### Work instructions
Will you transcribe all the entries word for word, skipping the pictures they hold?
====== Data shown ======
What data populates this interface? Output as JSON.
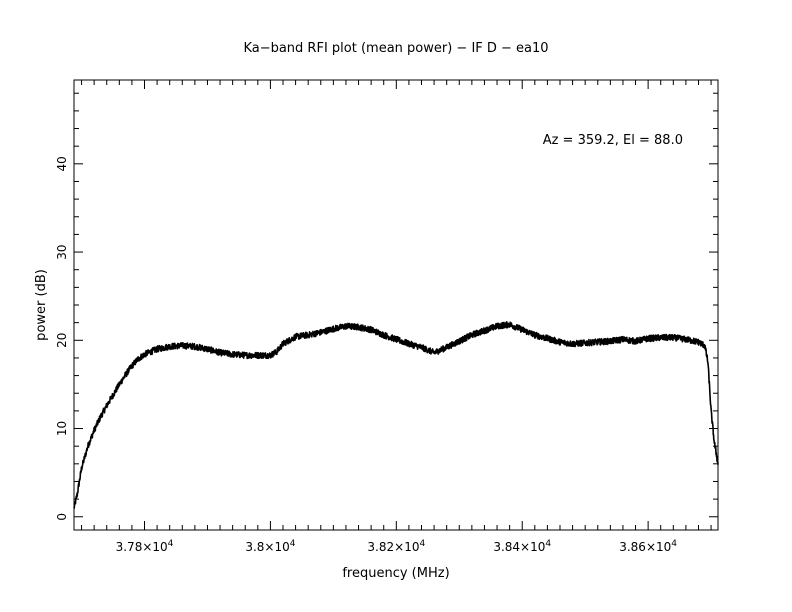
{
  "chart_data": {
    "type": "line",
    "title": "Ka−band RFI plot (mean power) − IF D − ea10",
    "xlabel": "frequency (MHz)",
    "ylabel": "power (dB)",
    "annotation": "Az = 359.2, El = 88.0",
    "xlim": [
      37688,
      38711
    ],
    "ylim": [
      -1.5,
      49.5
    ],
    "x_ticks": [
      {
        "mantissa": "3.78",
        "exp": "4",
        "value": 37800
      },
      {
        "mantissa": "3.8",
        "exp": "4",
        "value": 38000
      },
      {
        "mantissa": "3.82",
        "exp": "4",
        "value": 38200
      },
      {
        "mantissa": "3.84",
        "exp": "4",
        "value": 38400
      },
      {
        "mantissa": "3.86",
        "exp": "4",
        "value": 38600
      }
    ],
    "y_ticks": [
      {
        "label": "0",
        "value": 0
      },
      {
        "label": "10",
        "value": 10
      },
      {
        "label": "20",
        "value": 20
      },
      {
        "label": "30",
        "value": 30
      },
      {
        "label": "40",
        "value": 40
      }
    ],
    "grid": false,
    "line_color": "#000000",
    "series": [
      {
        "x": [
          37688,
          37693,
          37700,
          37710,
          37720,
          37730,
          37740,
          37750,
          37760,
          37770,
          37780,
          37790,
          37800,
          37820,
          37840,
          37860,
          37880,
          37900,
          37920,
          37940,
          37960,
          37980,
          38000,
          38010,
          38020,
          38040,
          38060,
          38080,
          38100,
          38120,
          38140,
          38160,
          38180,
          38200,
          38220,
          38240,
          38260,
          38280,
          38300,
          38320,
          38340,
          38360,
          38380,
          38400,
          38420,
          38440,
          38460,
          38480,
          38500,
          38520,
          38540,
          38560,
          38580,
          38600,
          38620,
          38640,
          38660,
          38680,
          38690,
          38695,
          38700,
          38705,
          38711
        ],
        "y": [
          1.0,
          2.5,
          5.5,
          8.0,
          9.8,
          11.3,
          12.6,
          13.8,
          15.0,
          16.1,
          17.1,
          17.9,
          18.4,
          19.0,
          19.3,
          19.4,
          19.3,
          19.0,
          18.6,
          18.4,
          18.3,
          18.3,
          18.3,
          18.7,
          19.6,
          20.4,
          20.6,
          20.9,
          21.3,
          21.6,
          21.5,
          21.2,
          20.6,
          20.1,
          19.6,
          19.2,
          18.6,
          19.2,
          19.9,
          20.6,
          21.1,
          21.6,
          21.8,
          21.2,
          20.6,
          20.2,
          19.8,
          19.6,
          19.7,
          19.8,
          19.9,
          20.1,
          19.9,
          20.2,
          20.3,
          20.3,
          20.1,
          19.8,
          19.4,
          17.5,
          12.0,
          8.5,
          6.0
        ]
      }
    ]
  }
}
======
### Exercise result
What data populates this interface? Output as JSON.
{
  "chart_data": {
    "type": "line",
    "title": "Ka−band RFI plot (mean power) − IF D − ea10",
    "xlabel": "frequency (MHz)",
    "ylabel": "power (dB)",
    "annotation": "Az = 359.2, El = 88.0",
    "xlim": [
      37688,
      38711
    ],
    "ylim": [
      -1.5,
      49.5
    ],
    "x_ticks": [
      {
        "mantissa": "3.78",
        "exp": "4",
        "value": 37800
      },
      {
        "mantissa": "3.8",
        "exp": "4",
        "value": 38000
      },
      {
        "mantissa": "3.82",
        "exp": "4",
        "value": 38200
      },
      {
        "mantissa": "3.84",
        "exp": "4",
        "value": 38400
      },
      {
        "mantissa": "3.86",
        "exp": "4",
        "value": 38600
      }
    ],
    "y_ticks": [
      {
        "label": "0",
        "value": 0
      },
      {
        "label": "10",
        "value": 10
      },
      {
        "label": "20",
        "value": 20
      },
      {
        "label": "30",
        "value": 30
      },
      {
        "label": "40",
        "value": 40
      }
    ],
    "grid": false,
    "line_color": "#000000",
    "series": [
      {
        "x": [
          37688,
          37693,
          37700,
          37710,
          37720,
          37730,
          37740,
          37750,
          37760,
          37770,
          37780,
          37790,
          37800,
          37820,
          37840,
          37860,
          37880,
          37900,
          37920,
          37940,
          37960,
          37980,
          38000,
          38010,
          38020,
          38040,
          38060,
          38080,
          38100,
          38120,
          38140,
          38160,
          38180,
          38200,
          38220,
          38240,
          38260,
          38280,
          38300,
          38320,
          38340,
          38360,
          38380,
          38400,
          38420,
          38440,
          38460,
          38480,
          38500,
          38520,
          38540,
          38560,
          38580,
          38600,
          38620,
          38640,
          38660,
          38680,
          38690,
          38695,
          38700,
          38705,
          38711
        ],
        "y": [
          1.0,
          2.5,
          5.5,
          8.0,
          9.8,
          11.3,
          12.6,
          13.8,
          15.0,
          16.1,
          17.1,
          17.9,
          18.4,
          19.0,
          19.3,
          19.4,
          19.3,
          19.0,
          18.6,
          18.4,
          18.3,
          18.3,
          18.3,
          18.7,
          19.6,
          20.4,
          20.6,
          20.9,
          21.3,
          21.6,
          21.5,
          21.2,
          20.6,
          20.1,
          19.6,
          19.2,
          18.6,
          19.2,
          19.9,
          20.6,
          21.1,
          21.6,
          21.8,
          21.2,
          20.6,
          20.2,
          19.8,
          19.6,
          19.7,
          19.8,
          19.9,
          20.1,
          19.9,
          20.2,
          20.3,
          20.3,
          20.1,
          19.8,
          19.4,
          17.5,
          12.0,
          8.5,
          6.0
        ]
      }
    ]
  }
}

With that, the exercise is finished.